▸ **TASK TO CARRY OUT**
Could you write out every line of the listing below word for word, leaving out the pictures?

[Bounding box annotations]
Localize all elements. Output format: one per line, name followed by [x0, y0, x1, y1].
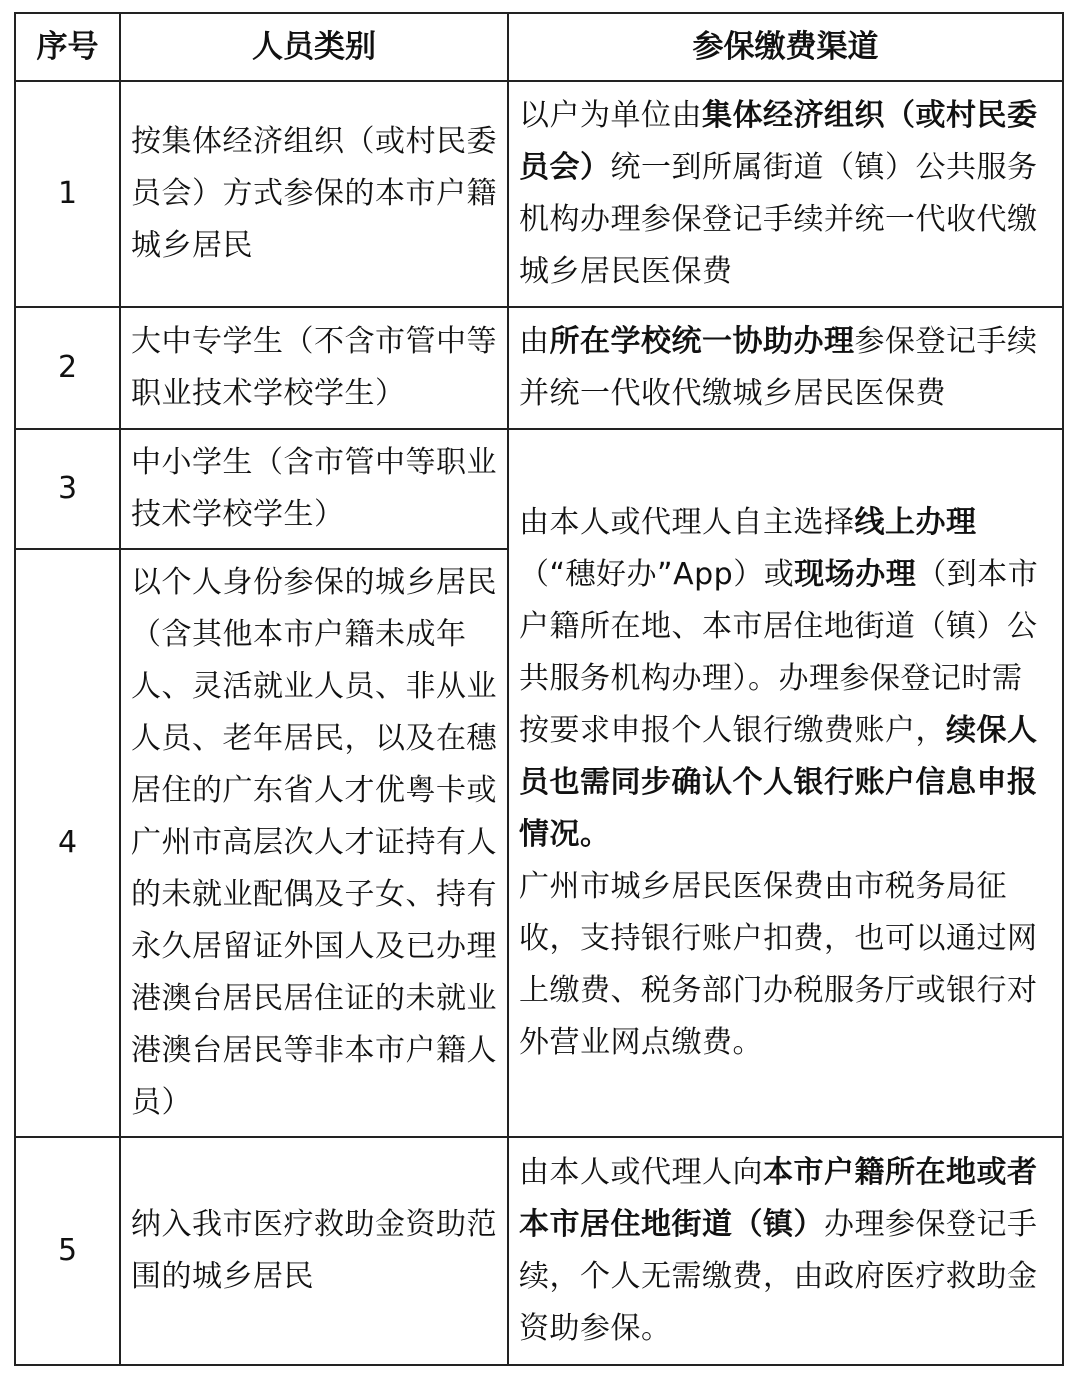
row-34-channel-bold-3: 续保人员也需同步确认个人银行账户信息申报情况。 [519, 713, 1038, 852]
table-row-5 [15, 1137, 1063, 1365]
row-1-channel-text-1: 以户为单位由 [519, 98, 702, 133]
row-34-channel-paragraph-2: 广州市城乡居民医保费由市税务局征收，支持银行账户扣费，也可以通过网上缴费、税务部门办税服务厅或银行对外营业网点缴费。 [519, 869, 1038, 1060]
row-5-channel-bold-1: 本市户籍所在地或者本市居住地街道（镇） [519, 1155, 1038, 1242]
row-4-index: 4 [15, 549, 120, 1137]
row-34-channel-text-3: （到本市户籍所在地、本市居住地街道（镇）公共服务机构办理）。办理参保登记时需按要求申报个人银行缴费账户， [519, 557, 1039, 748]
row-34-channel-text-2: （“穗好办”App）或 [519, 557, 795, 592]
row-5-channel [508, 1137, 1063, 1365]
row-3-category: 中小学生（含市管中等职业技术学校学生） [120, 429, 508, 549]
table-row-2 [15, 307, 1063, 429]
row-5-channel-text-1: 由本人或代理人向 [519, 1155, 763, 1190]
header-index: 序号 [15, 13, 120, 81]
row-1-category: 按集体经济组织（或村民委员会）方式参保的本市户籍城乡居民 [120, 81, 508, 307]
row-1-channel [508, 81, 1063, 307]
row-3-4-channel [508, 429, 1063, 1137]
insurance-table-wrapper [14, 12, 1062, 1364]
row-1-index: 1 [15, 81, 120, 307]
insurance-channel-table [14, 12, 1064, 1366]
row-2-channel-text-2: 参保登记手续并统一代收代缴城乡居民医保费 [519, 324, 1038, 411]
row-34-channel-text-1: 由本人或代理人自主选择 [519, 505, 855, 540]
row-5-index: 5 [15, 1137, 120, 1365]
table-row-3 [15, 429, 1063, 549]
header-category: 人员类别 [120, 13, 508, 81]
row-5-category: 纳入我市医疗救助金资助范围的城乡居民 [120, 1137, 508, 1365]
row-2-channel [508, 307, 1063, 429]
row-34-channel-bold-2: 现场办理 [794, 557, 917, 592]
row-2-index: 2 [15, 307, 120, 429]
row-4-category: 以个人身份参保的城乡居民（含其他本市户籍未成年人、灵活就业人员、非从业人员、老年居民，以及在穗居住的广东省人才优粤卡或广州市高层次人才证持有人的未就业配偶及子女、持有永久居留证外国人及已办理港澳台居民居住证的未就业港澳台居民等非本市户籍人员） [120, 549, 508, 1137]
row-2-channel-text-1: 由 [519, 324, 550, 359]
row-2-category: 大中专学生（不含市管中等职业技术学校学生） [120, 307, 508, 429]
row-1-channel-bold-1: 集体经济组织（或村民委员会） [519, 98, 1038, 185]
header-channel: 参保缴费渠道 [508, 13, 1063, 81]
row-3-index: 3 [15, 429, 120, 549]
row-5-channel-text-2: 办理参保登记手续，个人无需缴费，由政府医疗救助金资助参保。 [519, 1207, 1038, 1346]
row-34-channel-bold-1: 线上办理 [854, 505, 977, 540]
row-2-channel-bold-1: 所在学校统一协助办理 [549, 324, 855, 359]
header-row [15, 13, 1063, 81]
table-row-1 [15, 81, 1063, 307]
row-1-channel-text-2: 统一到所属街道（镇）公共服务机构办理参保登记手续并统一代收代缴城乡居民医保费 [519, 150, 1038, 289]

▸ **THE ANSWER**
Localize all elements. Output format: one per line, name followed by [x0, y0, x1, y1].
row-34-channel-bold-3: 续保人员也需同步确认个人银行账户信息申报情况。 [519, 713, 1038, 852]
table-row-5 [15, 1137, 1063, 1365]
row-1-channel-text-1: 以户为单位由 [519, 98, 702, 133]
row-34-channel-paragraph-2: 广州市城乡居民医保费由市税务局征收，支持银行账户扣费，也可以通过网上缴费、税务部门办税服务厅或银行对外营业网点缴费。 [519, 869, 1038, 1060]
row-5-channel-bold-1: 本市户籍所在地或者本市居住地街道（镇） [519, 1155, 1038, 1242]
row-4-index: 4 [15, 549, 120, 1137]
row-34-channel-text-3: （到本市户籍所在地、本市居住地街道（镇）公共服务机构办理）。办理参保登记时需按要求申报个人银行缴费账户， [519, 557, 1039, 748]
row-34-channel-text-2: （“穗好办”App）或 [519, 557, 795, 592]
row-5-channel [508, 1137, 1063, 1365]
row-3-category: 中小学生（含市管中等职业技术学校学生） [120, 429, 508, 549]
table-row-2 [15, 307, 1063, 429]
row-5-channel-text-1: 由本人或代理人向 [519, 1155, 763, 1190]
header-index: 序号 [15, 13, 120, 81]
row-1-category: 按集体经济组织（或村民委员会）方式参保的本市户籍城乡居民 [120, 81, 508, 307]
row-1-channel [508, 81, 1063, 307]
row-3-4-channel [508, 429, 1063, 1137]
insurance-table-wrapper [14, 12, 1062, 1364]
row-1-index: 1 [15, 81, 120, 307]
insurance-channel-table [14, 12, 1064, 1366]
row-2-channel-text-2: 参保登记手续并统一代收代缴城乡居民医保费 [519, 324, 1038, 411]
row-34-channel-text-1: 由本人或代理人自主选择 [519, 505, 855, 540]
row-5-index: 5 [15, 1137, 120, 1365]
table-row-3 [15, 429, 1063, 549]
header-category: 人员类别 [120, 13, 508, 81]
row-5-category: 纳入我市医疗救助金资助范围的城乡居民 [120, 1137, 508, 1365]
row-2-channel [508, 307, 1063, 429]
row-34-channel-bold-2: 现场办理 [794, 557, 917, 592]
row-2-index: 2 [15, 307, 120, 429]
row-4-category: 以个人身份参保的城乡居民（含其他本市户籍未成年人、灵活就业人员、非从业人员、老年居民，以及在穗居住的广东省人才优粤卡或广州市高层次人才证持有人的未就业配偶及子女、持有永久居留证外国人及已办理港澳台居民居住证的未就业港澳台居民等非本市户籍人员） [120, 549, 508, 1137]
row-2-channel-text-1: 由 [519, 324, 550, 359]
row-2-category: 大中专学生（不含市管中等职业技术学校学生） [120, 307, 508, 429]
row-1-channel-bold-1: 集体经济组织（或村民委员会） [519, 98, 1038, 185]
header-channel: 参保缴费渠道 [508, 13, 1063, 81]
row-3-index: 3 [15, 429, 120, 549]
row-5-channel-text-2: 办理参保登记手续，个人无需缴费，由政府医疗救助金资助参保。 [519, 1207, 1038, 1346]
row-34-channel-bold-1: 线上办理 [854, 505, 977, 540]
row-2-channel-bold-1: 所在学校统一协助办理 [549, 324, 855, 359]
header-row [15, 13, 1063, 81]
table-row-1 [15, 81, 1063, 307]
row-1-channel-text-2: 统一到所属街道（镇）公共服务机构办理参保登记手续并统一代收代缴城乡居民医保费 [519, 150, 1038, 289]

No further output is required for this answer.